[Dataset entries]

-------

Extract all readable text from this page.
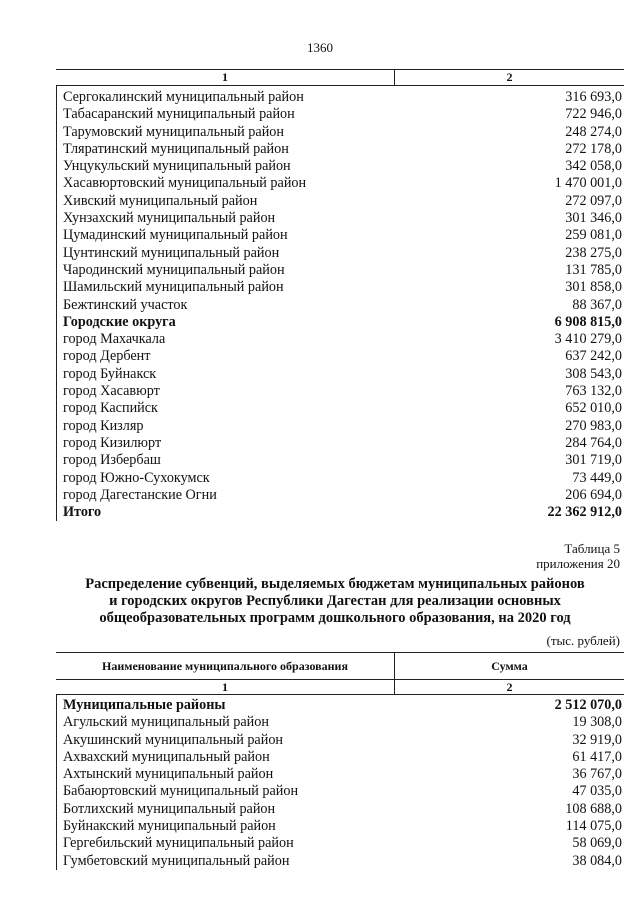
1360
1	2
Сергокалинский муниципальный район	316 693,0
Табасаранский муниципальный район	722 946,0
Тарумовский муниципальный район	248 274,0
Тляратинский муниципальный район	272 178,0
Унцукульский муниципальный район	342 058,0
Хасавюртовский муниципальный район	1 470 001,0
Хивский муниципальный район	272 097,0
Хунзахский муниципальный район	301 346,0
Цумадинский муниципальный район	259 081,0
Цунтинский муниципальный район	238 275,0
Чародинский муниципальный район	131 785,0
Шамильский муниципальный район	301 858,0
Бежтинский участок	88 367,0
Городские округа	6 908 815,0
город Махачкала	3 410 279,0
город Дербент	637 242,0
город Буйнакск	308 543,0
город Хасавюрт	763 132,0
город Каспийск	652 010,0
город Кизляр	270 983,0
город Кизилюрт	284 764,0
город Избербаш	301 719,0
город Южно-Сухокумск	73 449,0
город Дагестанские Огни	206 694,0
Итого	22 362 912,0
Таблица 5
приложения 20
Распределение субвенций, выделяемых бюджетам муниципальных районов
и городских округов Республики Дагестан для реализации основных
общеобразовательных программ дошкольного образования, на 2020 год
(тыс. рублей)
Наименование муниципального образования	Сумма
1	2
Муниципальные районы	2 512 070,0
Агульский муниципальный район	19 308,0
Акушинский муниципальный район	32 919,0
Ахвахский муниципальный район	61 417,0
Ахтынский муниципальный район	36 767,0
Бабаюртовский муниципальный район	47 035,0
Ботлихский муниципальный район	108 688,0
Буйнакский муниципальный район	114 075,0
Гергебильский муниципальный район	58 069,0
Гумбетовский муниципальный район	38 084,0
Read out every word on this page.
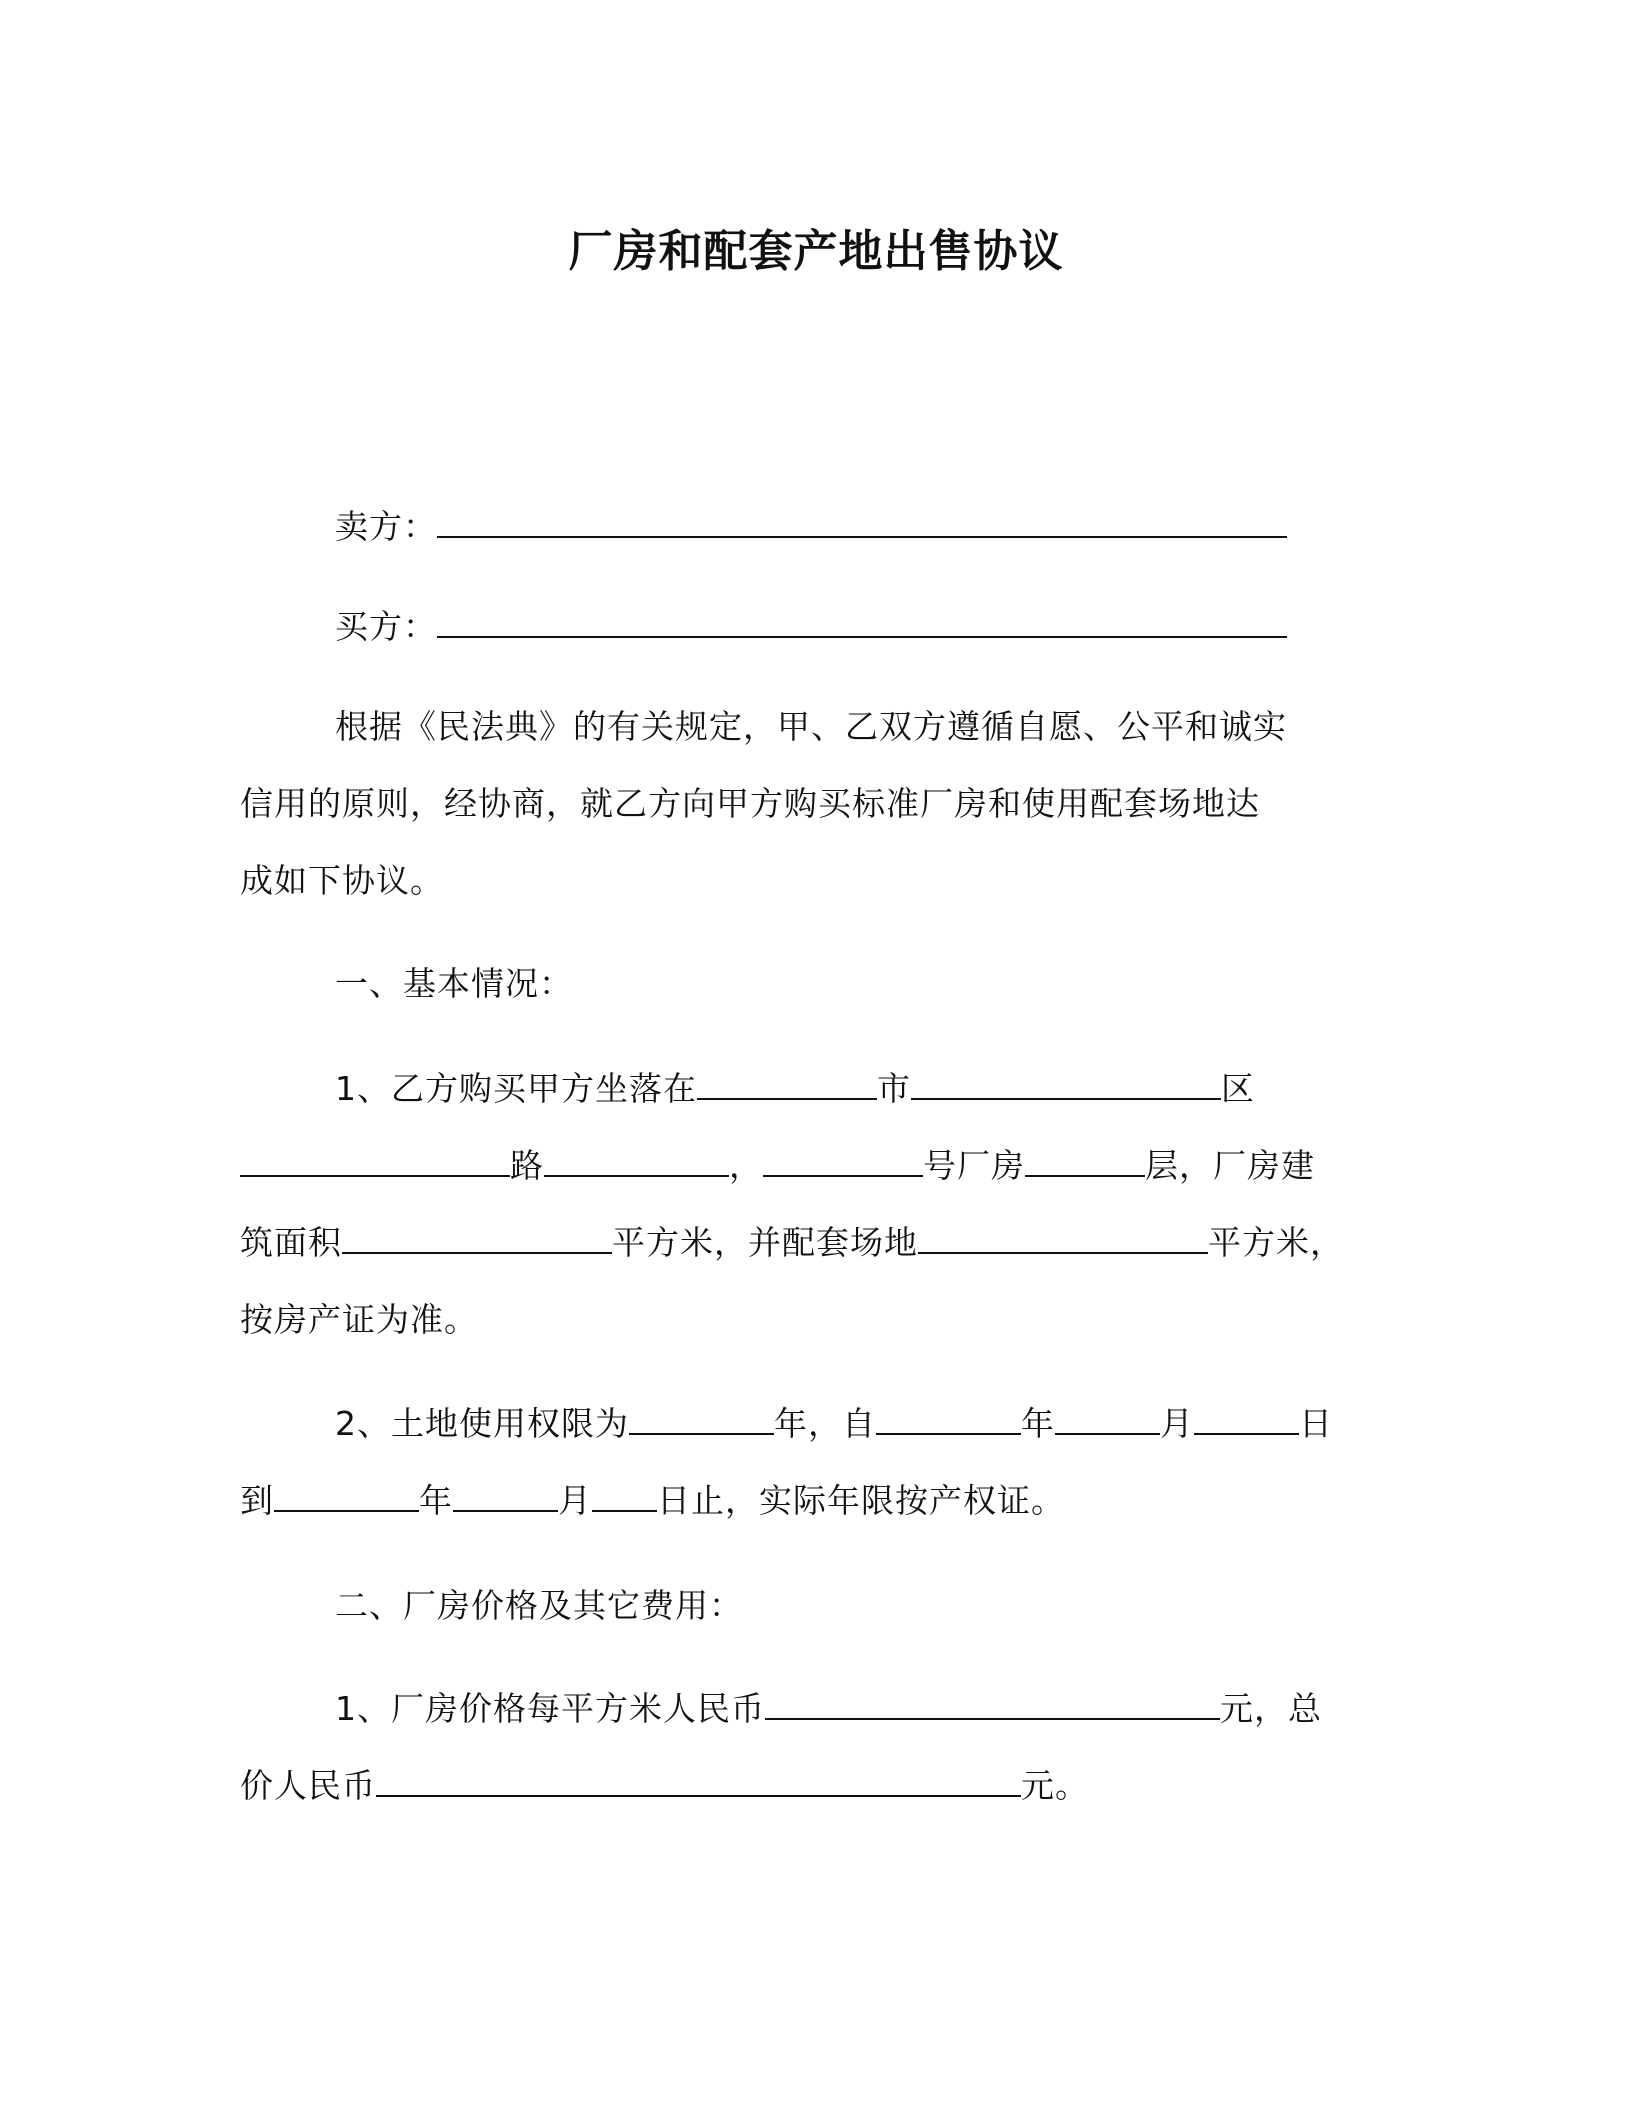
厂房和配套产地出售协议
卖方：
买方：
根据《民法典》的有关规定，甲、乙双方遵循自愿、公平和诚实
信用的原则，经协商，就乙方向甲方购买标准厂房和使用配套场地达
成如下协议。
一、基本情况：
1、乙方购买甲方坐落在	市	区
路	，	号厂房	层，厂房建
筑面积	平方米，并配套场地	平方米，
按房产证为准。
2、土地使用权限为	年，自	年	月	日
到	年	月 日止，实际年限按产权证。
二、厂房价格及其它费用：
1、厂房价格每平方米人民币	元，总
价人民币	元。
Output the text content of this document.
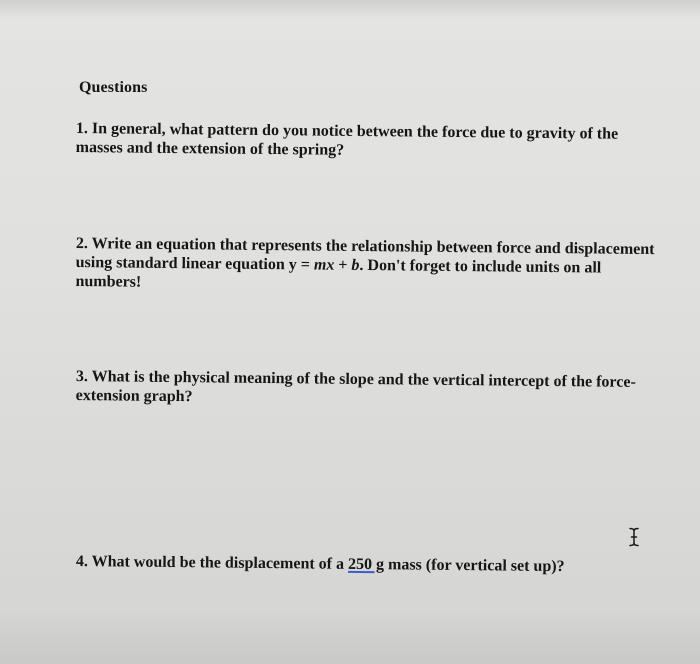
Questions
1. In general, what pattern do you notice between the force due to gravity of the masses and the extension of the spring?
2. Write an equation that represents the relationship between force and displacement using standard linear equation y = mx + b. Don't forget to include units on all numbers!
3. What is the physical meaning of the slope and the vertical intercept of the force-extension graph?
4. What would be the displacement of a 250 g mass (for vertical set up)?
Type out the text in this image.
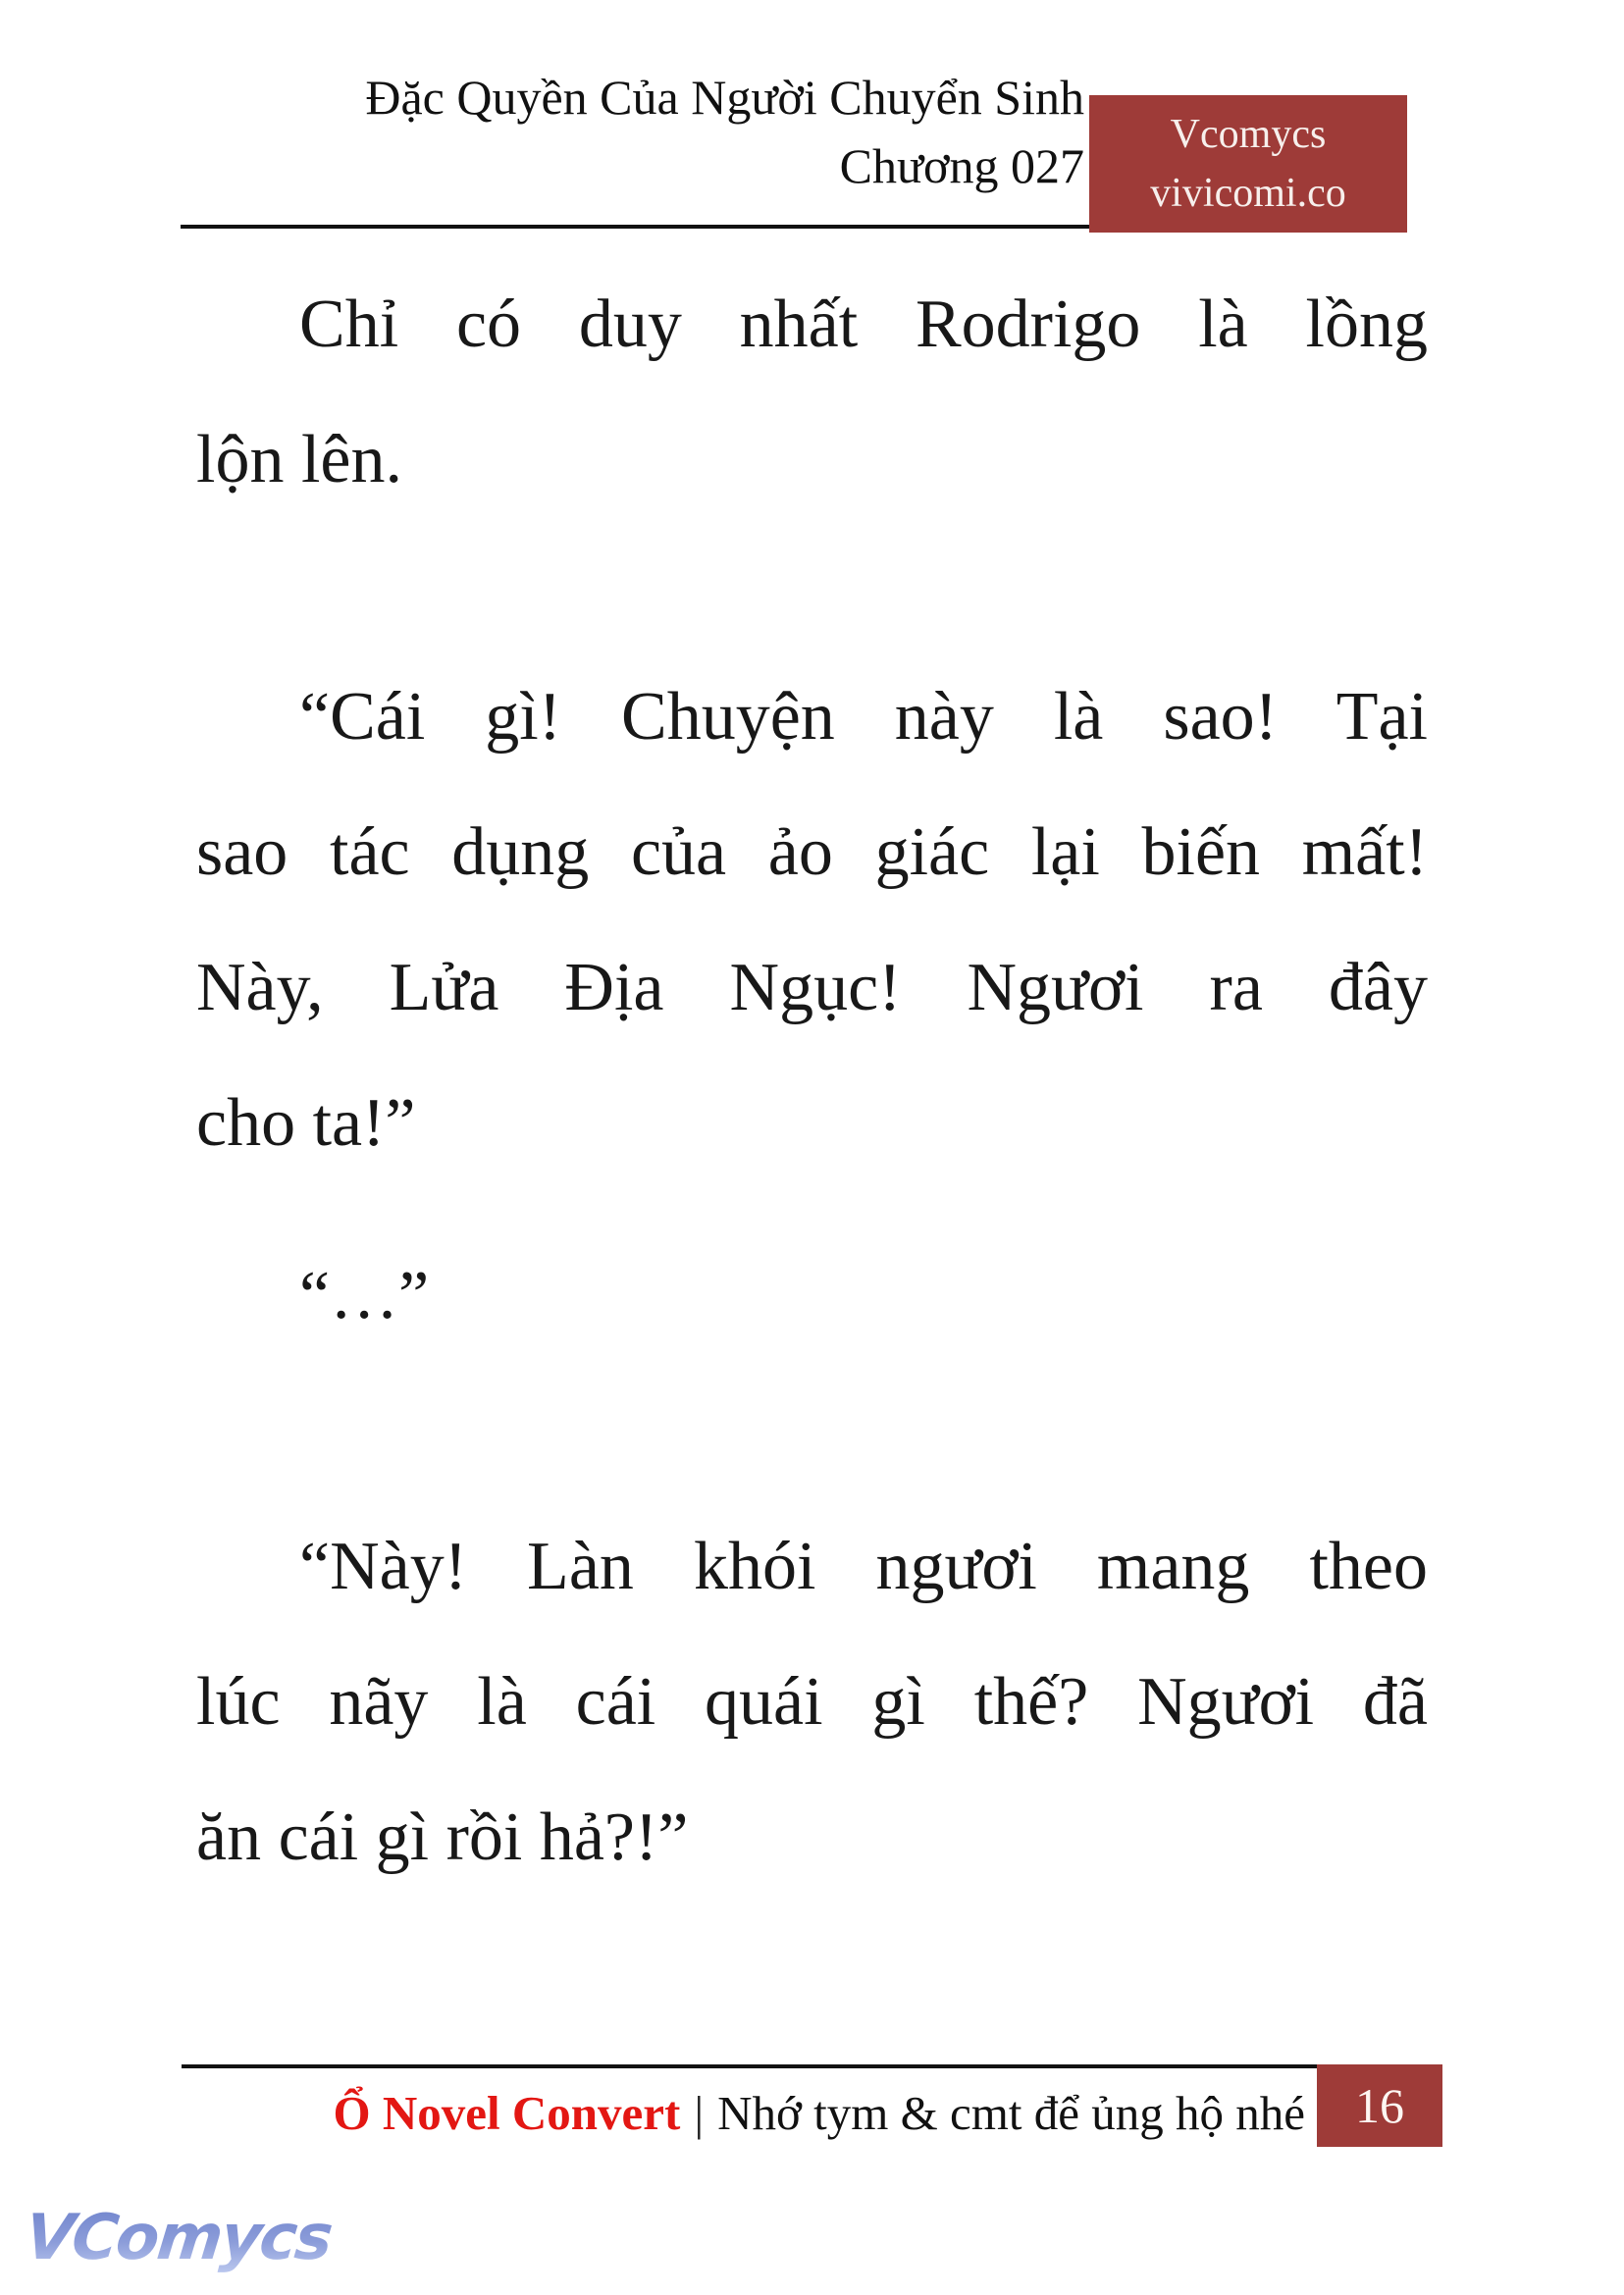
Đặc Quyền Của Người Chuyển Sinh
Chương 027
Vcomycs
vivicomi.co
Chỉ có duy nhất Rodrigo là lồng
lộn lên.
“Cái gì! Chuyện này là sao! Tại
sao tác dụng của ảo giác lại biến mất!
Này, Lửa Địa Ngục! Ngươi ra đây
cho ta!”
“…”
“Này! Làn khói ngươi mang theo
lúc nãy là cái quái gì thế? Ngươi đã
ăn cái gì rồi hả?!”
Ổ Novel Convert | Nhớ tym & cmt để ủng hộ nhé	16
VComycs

-------

▶ _Problem to work on_: Every line above should be repeated exactly; pictures stay out of the copy.

▶ _Response to the task_:
Extract all readable text from this page.
1360
1	2
Сергокалинский муниципальный район	316 693,0
Табасаранский муниципальный район	722 946,0
Тарумовский муниципальный район	248 274,0
Тляратинский муниципальный район	272 178,0
Унцукульский муниципальный район	342 058,0
Хасавюртовский муниципальный район	1 470 001,0
Хивский муниципальный район	272 097,0
Хунзахский муниципальный район	301 346,0
Цумадинский муниципальный район	259 081,0
Цунтинский муниципальный район	238 275,0
Чародинский муниципальный район	131 785,0
Шамильский муниципальный район	301 858,0
Бежтинский участок	88 367,0
Городские округа	6 908 815,0
город Махачкала	3 410 279,0
город Дербент	637 242,0
город Буйнакск	308 543,0
город Хасавюрт	763 132,0
город Каспийск	652 010,0
город Кизляр	270 983,0
город Кизилюрт	284 764,0
город Избербаш	301 719,0
город Южно-Сухокумск	73 449,0
город Дагестанские Огни	206 694,0
Итого	22 362 912,0
Таблица 5
приложения 20
Распределение субвенций, выделяемых бюджетам муниципальных районов
и городских округов Республики Дагестан для реализации основных
общеобразовательных программ дошкольного образования, на 2020 год
(тыс. рублей)
Наименование муниципального образования	Сумма
1	2
Муниципальные районы	2 512 070,0
Агульский муниципальный район	19 308,0
Акушинский муниципальный район	32 919,0
Ахвахский муниципальный район	61 417,0
Ахтынский муниципальный район	36 767,0
Бабаюртовский муниципальный район	47 035,0
Ботлихский муниципальный район	108 688,0
Буйнакский муниципальный район	114 075,0
Гергебильский муниципальный район	58 069,0
Гумбетовский муниципальный район	38 084,0
Read out every word on this page.
厂房和配套产地出售协议
卖方：
买方：
根据《民法典》的有关规定，甲、乙双方遵循自愿、公平和诚实
信用的原则，经协商，就乙方向甲方购买标准厂房和使用配套场地达
成如下协议。
一、基本情况：
1、乙方购买甲方坐落在	市	区
路	，	号厂房	层，厂房建
筑面积	平方米，并配套场地	平方米，
按房产证为准。
2、土地使用权限为	年，自	年	月	日
到	年	月 日止，实际年限按产权证。
二、厂房价格及其它费用：
1、厂房价格每平方米人民币	元，总
价人民币	元。
Output the text content of this document.
Questions
1. In general, what pattern do you notice between the force due to gravity of the masses and the extension of the spring?
2. Write an equation that represents the relationship between force and displacement using standard linear equation y = mx + b. Don't forget to include units on all numbers!
3. What is the physical meaning of the slope and the vertical intercept of the force-extension graph?
4. What would be the displacement of a 250 g mass (for vertical set up)?
Type out the text in this image.
Đặc Quyền Của Người Chuyển Sinh
Chương 027
Vcomycs
vivicomi.co
Chỉ có duy nhất Rodrigo là lồng
lộn lên.
“Cái gì! Chuyện này là sao! Tại
sao tác dụng của ảo giác lại biến mất!
Này, Lửa Địa Ngục! Ngươi ra đây
cho ta!”
“…”
“Này! Làn khói ngươi mang theo
lúc nãy là cái quái gì thế? Ngươi đã
ăn cái gì rồi hả?!”
Ổ Novel Convert | Nhớ tym & cmt để ủng hộ nhé	16
VComycs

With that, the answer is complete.